EXERCISE DETAILS:
Show every line in the entries below where the word "ylabel" appears.

#####

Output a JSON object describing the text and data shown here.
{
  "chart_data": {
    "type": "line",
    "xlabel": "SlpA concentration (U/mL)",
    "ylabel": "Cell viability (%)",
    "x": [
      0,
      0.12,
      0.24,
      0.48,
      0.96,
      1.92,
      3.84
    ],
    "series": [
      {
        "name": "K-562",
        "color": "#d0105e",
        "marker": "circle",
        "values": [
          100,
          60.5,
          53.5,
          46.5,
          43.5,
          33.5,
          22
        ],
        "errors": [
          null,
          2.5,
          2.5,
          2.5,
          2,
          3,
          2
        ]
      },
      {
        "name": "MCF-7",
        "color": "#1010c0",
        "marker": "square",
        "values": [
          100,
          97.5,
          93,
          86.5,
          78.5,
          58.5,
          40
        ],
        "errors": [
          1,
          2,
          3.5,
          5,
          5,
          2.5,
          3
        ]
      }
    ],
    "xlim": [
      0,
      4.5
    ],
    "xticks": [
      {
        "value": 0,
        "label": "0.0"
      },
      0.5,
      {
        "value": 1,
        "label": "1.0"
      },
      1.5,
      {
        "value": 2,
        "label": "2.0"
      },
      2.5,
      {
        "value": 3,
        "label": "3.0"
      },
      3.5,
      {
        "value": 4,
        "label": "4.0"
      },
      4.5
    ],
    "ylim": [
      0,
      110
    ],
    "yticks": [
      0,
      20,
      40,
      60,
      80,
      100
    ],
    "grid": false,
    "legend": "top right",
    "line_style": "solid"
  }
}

#####

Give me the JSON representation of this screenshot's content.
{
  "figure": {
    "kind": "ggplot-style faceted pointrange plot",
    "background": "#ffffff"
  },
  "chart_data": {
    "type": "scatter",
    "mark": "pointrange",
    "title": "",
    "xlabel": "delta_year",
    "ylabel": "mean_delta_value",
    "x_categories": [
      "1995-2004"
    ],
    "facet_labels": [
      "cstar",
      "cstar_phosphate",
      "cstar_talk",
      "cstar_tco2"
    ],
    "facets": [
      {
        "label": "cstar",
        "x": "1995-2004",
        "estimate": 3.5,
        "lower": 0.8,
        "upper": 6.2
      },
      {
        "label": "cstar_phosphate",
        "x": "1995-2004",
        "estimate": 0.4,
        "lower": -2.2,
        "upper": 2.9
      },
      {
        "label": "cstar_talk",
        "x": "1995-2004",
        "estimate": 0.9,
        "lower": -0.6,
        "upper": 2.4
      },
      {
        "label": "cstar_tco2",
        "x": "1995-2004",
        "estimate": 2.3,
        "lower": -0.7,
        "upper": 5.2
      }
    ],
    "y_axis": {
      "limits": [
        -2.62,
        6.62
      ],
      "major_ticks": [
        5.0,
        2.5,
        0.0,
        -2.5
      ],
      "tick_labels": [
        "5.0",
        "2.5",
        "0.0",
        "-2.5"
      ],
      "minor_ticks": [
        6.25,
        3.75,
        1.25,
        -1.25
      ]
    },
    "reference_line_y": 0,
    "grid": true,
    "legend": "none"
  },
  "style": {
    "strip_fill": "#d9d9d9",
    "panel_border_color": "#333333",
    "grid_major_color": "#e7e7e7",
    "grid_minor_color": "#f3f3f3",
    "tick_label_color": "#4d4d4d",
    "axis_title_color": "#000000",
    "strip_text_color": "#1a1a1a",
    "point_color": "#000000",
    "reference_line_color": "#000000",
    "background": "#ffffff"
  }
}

#####

ANSWER:
    "ylabel": "Cell viability (%)",
    "ylabel": "mean_delta_value",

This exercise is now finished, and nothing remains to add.